Copy exactly the lines from the one containing "Read all visible content and emit it as JSON." through the last line of the records below, including both, and leave out any pictures.
━━━━
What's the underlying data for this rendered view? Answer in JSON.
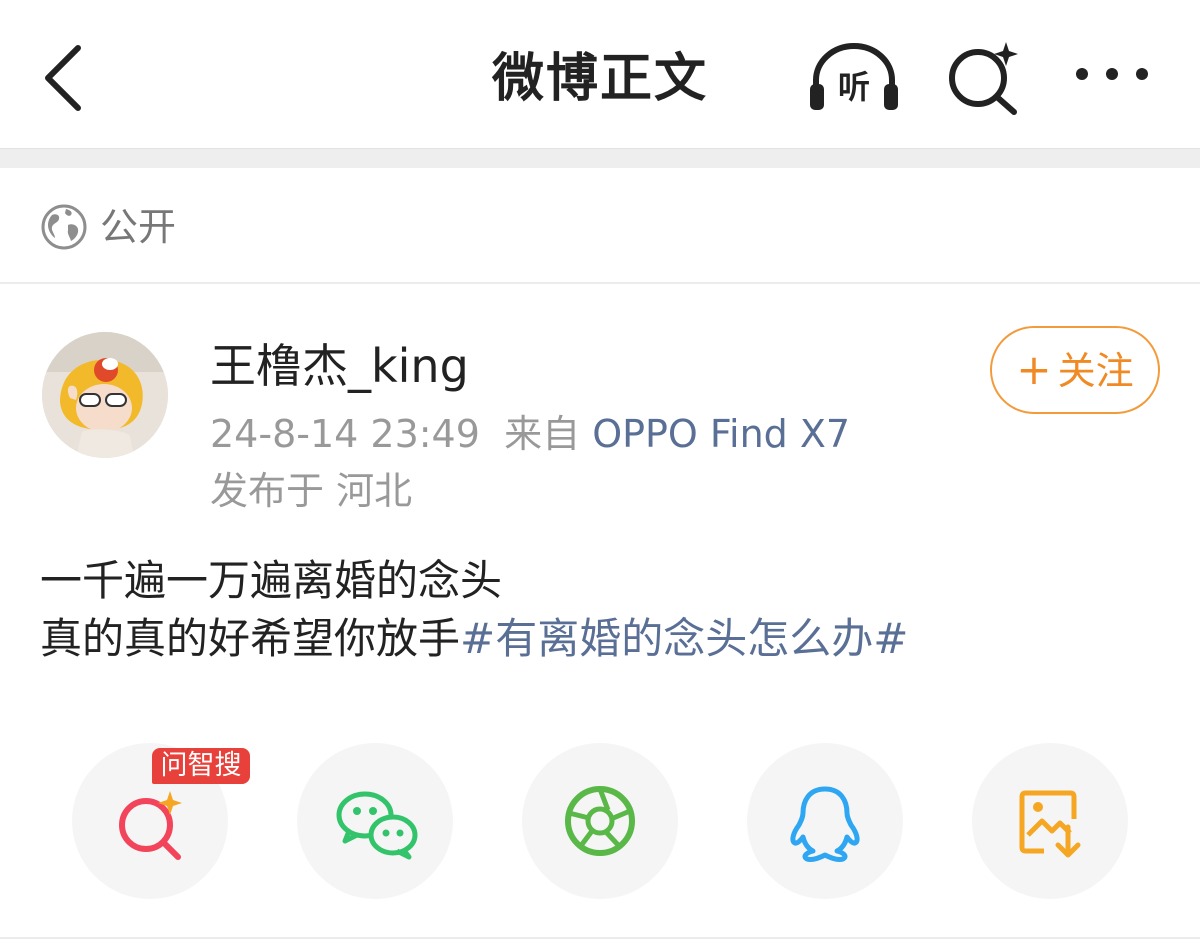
{
  "header": {
    "title": "微博正文",
    "back_icon": "chevron-left-icon",
    "listen_label": "听",
    "listen_icon": "headphones-icon",
    "search_icon": "ai-search-icon",
    "more_icon": "more-dots-icon"
  },
  "visibility": {
    "icon": "globe-icon",
    "label": "公开"
  },
  "post": {
    "author": "王橹杰_king",
    "timestamp": "24-8-14 23:49",
    "source_prefix": "来自",
    "device": "OPPO Find X7",
    "location": "发布于 河北",
    "follow_plus": "+",
    "follow_label": "关注",
    "text_line1": "一千遍一万遍离婚的念头",
    "text_line2_plain": "真的真的好希望你放手",
    "hashtag": "#有离婚的念头怎么办#"
  },
  "share": {
    "badge": "问智搜",
    "items": [
      {
        "icon": "ai-search-icon",
        "color": "#f2445a"
      },
      {
        "icon": "wechat-icon",
        "color": "#33c46b"
      },
      {
        "icon": "moments-icon",
        "color": "#59b847"
      },
      {
        "icon": "qq-icon",
        "color": "#2ea6f2"
      },
      {
        "icon": "save-image-icon",
        "color": "#f5a623"
      }
    ]
  }
}
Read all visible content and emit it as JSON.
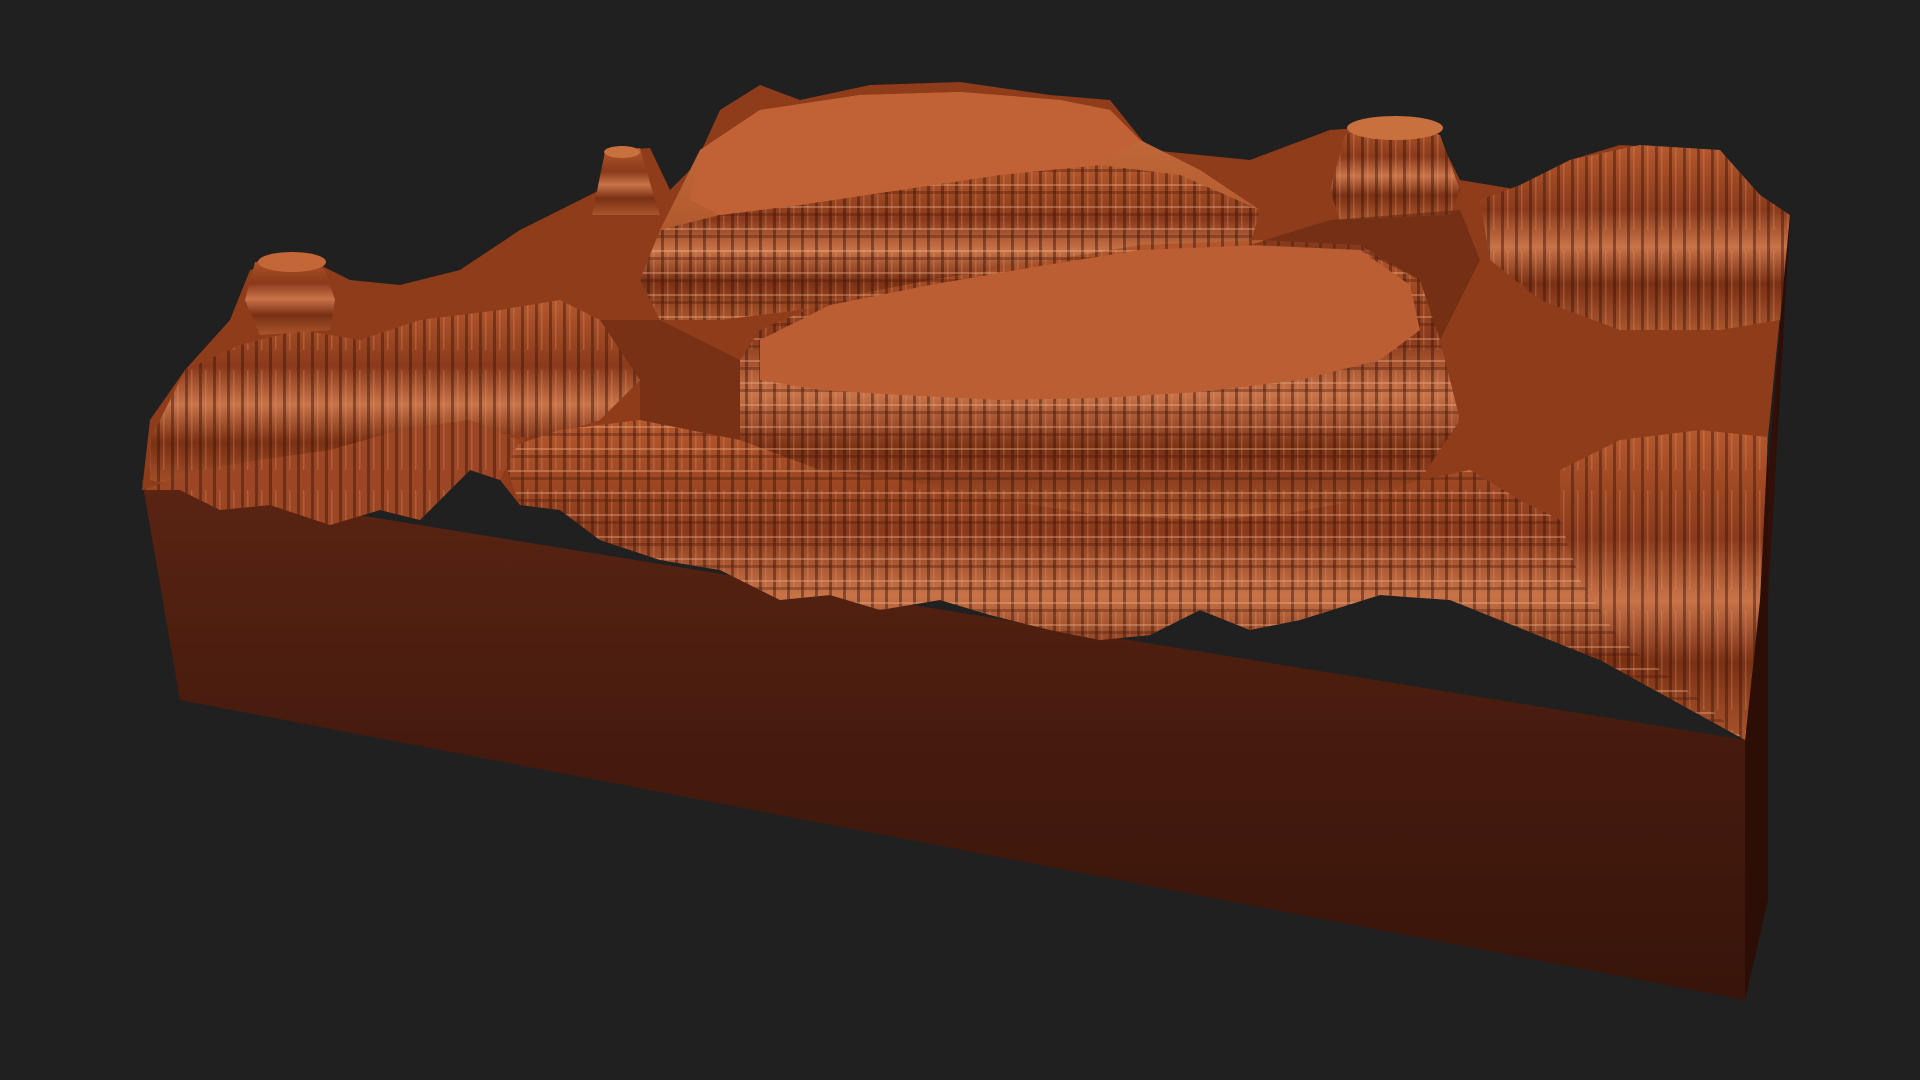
{
  "scene": {
    "subject": "terrain-block",
    "colors": {
      "background": "#202020",
      "base_front": "#4a1c10",
      "base_front_dark": "#351208",
      "base_right": "#2e0f07",
      "surface_light": "#c96a3c",
      "surface_mid": "#a24a24",
      "surface_dark": "#5e2410",
      "strata_highlight": "#e8a77f",
      "crevice": "#3a1408"
    }
  }
}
━━━━
SOLUTION TO THE EXERCISE
Read all visible content and emit it as JSON.
{
  "scene": {
    "subject": "terrain-block",
    "colors": {
      "background": "#202020",
      "base_front": "#4a1c10",
      "base_front_dark": "#351208",
      "base_right": "#2e0f07",
      "surface_light": "#c96a3c",
      "surface_mid": "#a24a24",
      "surface_dark": "#5e2410",
      "strata_highlight": "#e8a77f",
      "crevice": "#3a1408"
    }
  }
}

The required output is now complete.